## YOUR OBJECTIVE:
Where the data below has the string "near", return the whole line.

[Extracted data entries]
——

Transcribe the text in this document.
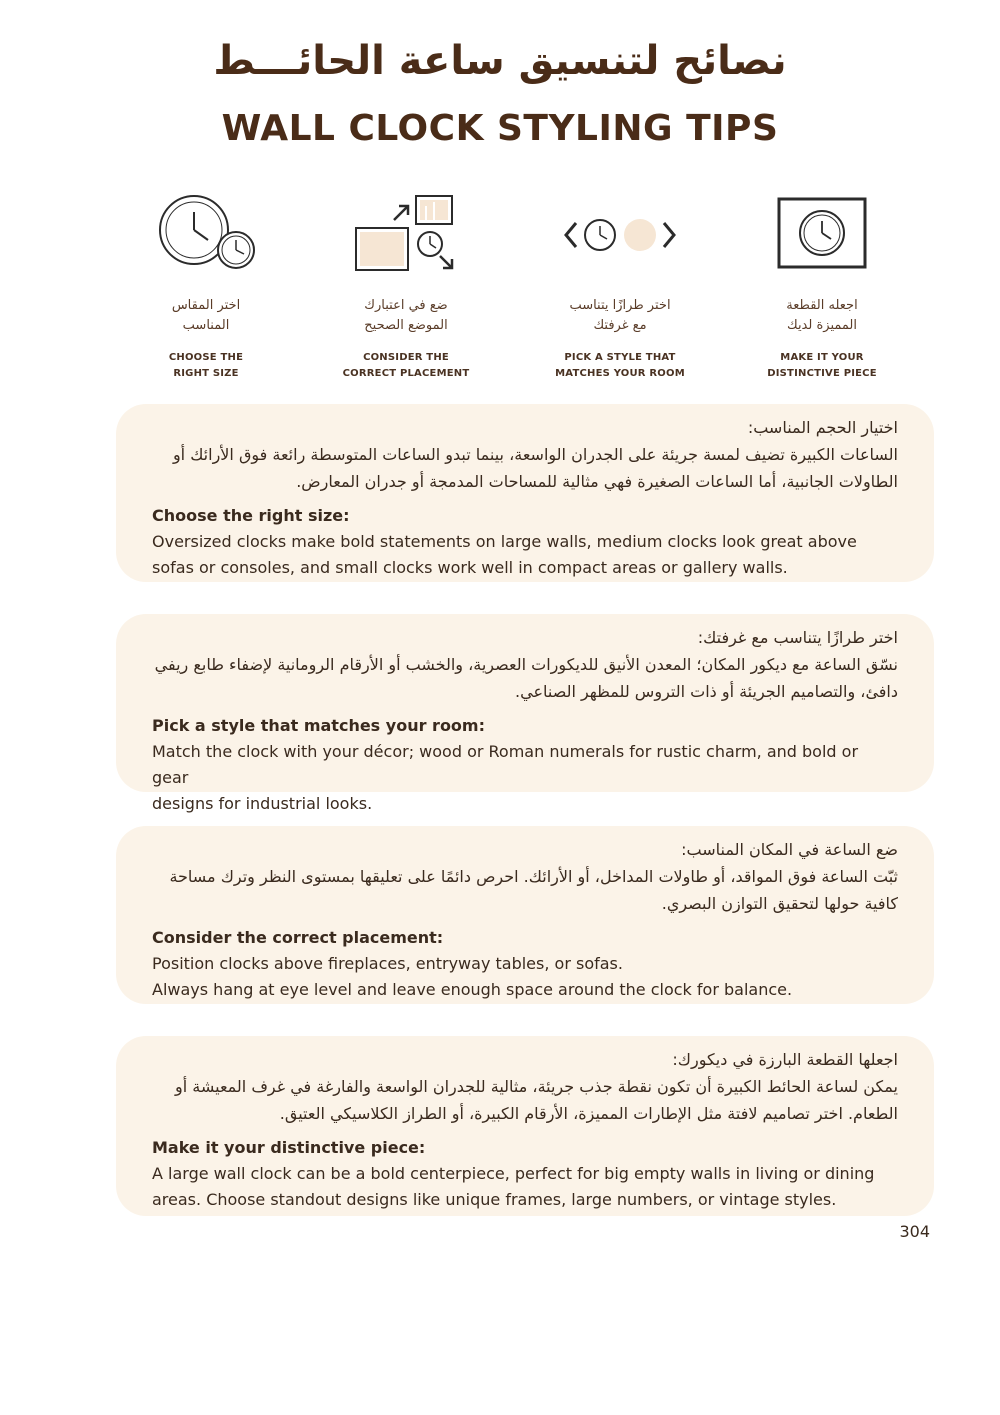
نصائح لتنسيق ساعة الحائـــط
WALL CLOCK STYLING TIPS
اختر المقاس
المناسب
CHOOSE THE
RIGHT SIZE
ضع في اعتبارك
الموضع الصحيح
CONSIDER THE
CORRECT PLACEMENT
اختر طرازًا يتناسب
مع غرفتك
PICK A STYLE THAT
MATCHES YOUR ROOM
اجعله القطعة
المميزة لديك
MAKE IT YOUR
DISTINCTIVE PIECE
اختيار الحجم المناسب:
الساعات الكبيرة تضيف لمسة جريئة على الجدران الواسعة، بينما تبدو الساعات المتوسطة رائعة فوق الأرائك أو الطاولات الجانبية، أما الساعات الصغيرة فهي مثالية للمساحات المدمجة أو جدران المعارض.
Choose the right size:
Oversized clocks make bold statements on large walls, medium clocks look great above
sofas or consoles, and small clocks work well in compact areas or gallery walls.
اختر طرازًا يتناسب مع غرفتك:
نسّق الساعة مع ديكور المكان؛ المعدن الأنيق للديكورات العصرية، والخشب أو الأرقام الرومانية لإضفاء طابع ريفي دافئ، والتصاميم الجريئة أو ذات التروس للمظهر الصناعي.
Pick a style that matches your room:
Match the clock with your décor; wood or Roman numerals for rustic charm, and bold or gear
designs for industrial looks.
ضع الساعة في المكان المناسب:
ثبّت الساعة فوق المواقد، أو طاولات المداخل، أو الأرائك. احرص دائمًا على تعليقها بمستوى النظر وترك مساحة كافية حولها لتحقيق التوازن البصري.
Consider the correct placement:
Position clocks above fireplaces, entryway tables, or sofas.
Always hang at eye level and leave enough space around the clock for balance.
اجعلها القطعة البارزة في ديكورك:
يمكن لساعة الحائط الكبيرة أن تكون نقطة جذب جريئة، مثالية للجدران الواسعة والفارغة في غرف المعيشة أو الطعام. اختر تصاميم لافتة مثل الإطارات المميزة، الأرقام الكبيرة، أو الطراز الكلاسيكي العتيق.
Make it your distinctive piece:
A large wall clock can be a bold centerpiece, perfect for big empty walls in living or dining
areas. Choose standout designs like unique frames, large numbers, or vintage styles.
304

——

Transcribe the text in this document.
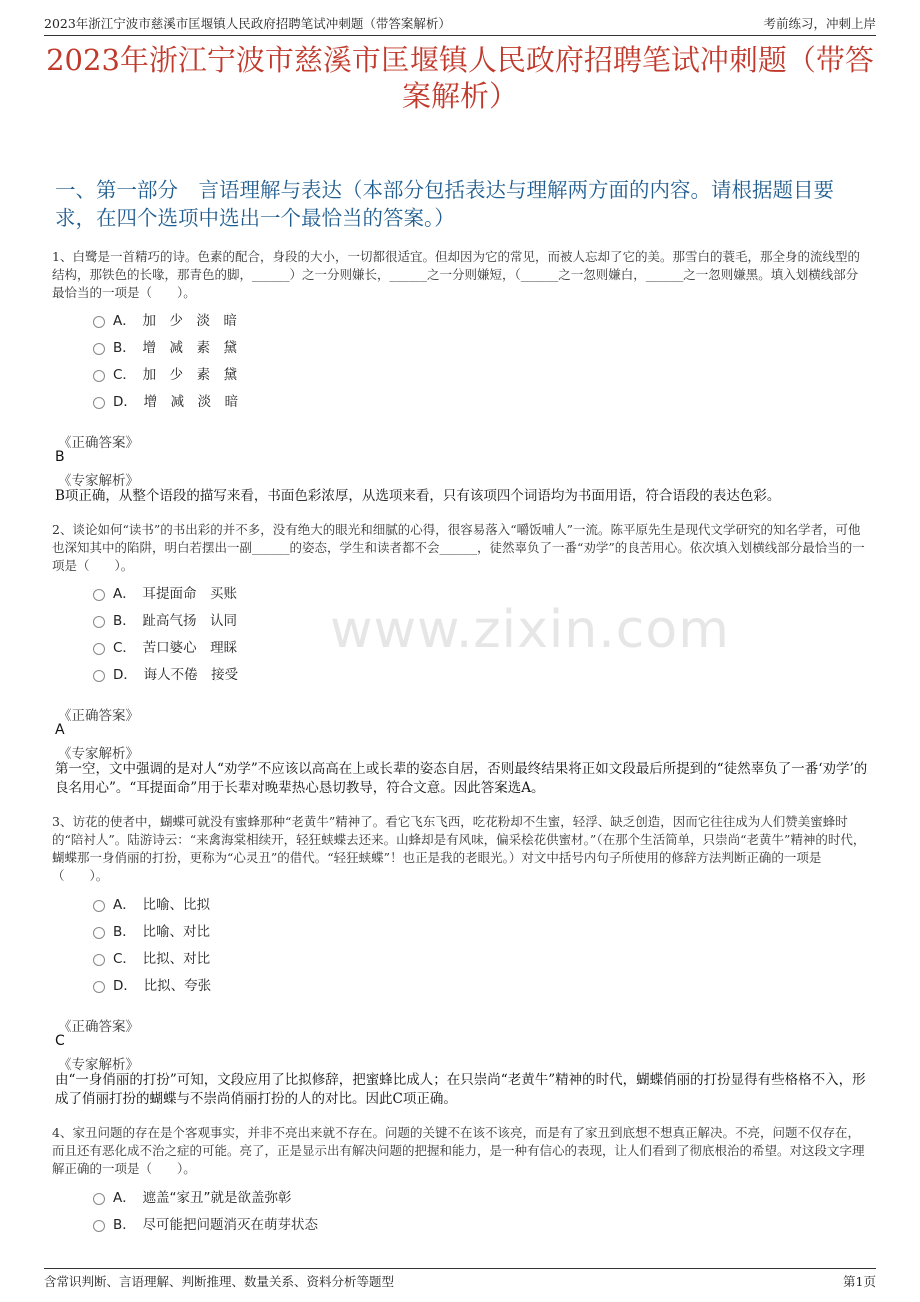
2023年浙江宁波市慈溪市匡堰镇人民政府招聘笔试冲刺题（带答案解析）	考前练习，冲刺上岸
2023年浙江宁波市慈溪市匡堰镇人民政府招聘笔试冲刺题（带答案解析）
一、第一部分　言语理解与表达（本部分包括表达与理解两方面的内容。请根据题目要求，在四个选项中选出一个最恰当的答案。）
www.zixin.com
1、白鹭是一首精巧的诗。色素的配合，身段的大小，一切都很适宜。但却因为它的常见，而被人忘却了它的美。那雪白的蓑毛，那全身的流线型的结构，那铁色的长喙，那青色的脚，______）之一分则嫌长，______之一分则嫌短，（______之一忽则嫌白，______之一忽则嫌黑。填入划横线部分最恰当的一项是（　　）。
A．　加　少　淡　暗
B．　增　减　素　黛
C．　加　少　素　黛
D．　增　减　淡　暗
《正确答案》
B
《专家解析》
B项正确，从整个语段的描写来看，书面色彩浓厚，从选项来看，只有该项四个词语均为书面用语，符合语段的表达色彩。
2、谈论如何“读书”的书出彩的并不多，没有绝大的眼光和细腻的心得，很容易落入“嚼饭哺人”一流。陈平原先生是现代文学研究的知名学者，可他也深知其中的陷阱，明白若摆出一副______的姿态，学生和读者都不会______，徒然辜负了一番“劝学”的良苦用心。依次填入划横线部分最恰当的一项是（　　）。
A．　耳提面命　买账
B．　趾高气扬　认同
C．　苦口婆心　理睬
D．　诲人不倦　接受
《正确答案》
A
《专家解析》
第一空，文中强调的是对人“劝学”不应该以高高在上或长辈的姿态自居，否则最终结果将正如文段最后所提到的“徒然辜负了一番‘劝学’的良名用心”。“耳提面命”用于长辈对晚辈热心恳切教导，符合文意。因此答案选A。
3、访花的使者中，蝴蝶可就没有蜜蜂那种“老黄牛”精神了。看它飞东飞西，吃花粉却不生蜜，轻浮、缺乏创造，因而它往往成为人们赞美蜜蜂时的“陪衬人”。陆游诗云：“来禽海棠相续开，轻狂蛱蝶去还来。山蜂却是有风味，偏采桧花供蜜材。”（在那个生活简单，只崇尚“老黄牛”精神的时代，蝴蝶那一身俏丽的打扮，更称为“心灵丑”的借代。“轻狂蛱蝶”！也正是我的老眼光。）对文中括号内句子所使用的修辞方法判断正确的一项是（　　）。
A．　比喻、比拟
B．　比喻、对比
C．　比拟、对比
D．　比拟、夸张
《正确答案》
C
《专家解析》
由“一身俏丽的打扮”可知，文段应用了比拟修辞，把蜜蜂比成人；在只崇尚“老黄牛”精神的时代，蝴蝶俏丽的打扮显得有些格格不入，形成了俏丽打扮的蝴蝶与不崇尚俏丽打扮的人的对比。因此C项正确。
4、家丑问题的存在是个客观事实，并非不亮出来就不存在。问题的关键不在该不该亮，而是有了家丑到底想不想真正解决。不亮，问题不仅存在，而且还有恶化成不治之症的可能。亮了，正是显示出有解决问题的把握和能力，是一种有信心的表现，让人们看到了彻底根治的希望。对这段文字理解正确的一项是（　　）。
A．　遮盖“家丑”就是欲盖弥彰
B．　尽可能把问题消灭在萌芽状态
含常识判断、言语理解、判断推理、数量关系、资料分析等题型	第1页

——

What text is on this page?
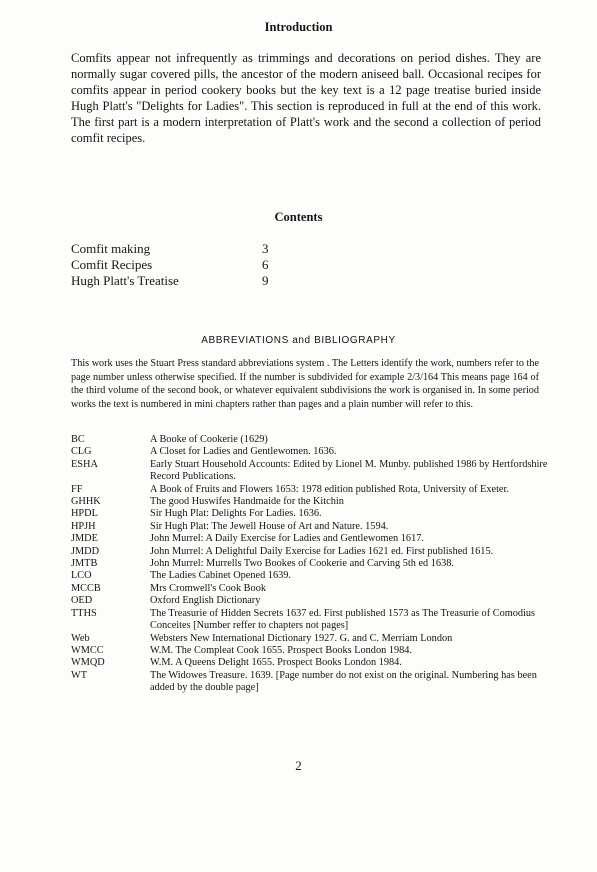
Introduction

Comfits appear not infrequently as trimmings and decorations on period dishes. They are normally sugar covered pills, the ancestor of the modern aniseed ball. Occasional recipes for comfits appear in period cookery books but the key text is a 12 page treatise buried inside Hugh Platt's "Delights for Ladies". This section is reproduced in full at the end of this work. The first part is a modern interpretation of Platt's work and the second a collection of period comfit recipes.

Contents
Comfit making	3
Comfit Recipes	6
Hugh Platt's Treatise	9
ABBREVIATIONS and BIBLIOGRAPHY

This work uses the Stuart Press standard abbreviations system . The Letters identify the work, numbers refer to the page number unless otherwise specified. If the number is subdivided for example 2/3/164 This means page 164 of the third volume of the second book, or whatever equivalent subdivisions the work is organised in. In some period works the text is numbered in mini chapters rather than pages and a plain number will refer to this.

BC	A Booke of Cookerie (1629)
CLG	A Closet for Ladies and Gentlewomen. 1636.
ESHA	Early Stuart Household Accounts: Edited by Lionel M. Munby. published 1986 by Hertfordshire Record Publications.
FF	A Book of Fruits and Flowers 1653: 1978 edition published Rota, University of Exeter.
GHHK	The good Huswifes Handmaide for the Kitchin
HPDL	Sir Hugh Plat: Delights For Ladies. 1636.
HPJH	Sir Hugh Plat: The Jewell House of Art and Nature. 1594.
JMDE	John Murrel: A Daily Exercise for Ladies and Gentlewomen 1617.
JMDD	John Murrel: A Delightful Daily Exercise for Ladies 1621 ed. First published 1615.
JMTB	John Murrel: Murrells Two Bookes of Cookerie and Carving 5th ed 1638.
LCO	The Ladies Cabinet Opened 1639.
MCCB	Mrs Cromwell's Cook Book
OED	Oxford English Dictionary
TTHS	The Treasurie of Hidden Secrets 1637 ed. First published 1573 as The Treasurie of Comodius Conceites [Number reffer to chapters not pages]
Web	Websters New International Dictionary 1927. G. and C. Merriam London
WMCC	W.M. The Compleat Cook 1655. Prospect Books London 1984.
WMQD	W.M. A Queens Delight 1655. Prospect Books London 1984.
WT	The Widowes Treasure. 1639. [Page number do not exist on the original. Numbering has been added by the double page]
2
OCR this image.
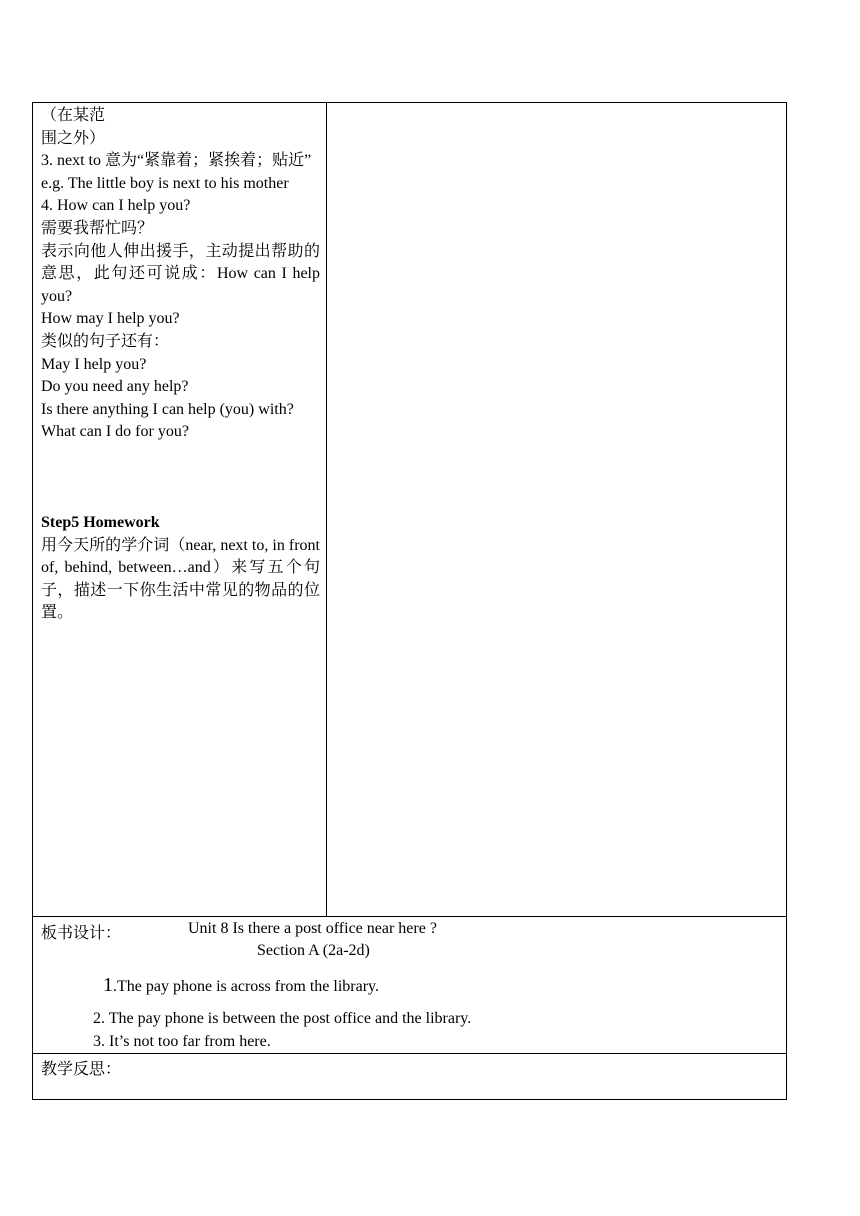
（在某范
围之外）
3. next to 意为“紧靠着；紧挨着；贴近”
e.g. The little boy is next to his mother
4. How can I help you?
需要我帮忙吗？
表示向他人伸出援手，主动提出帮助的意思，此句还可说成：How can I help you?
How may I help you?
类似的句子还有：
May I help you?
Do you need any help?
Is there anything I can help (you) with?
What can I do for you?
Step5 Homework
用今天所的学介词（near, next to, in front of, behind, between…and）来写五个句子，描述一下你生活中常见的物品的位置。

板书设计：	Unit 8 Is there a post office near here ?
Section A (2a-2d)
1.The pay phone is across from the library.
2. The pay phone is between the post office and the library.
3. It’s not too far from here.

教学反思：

——

## CORRECT ANSWER:
用今天所的学介词（near, next to, in front of, behind, between…and）来写五个句子，描述一下你生活中常见的物品的位置。
板书设计：	Unit 8 Is there a post office near here ?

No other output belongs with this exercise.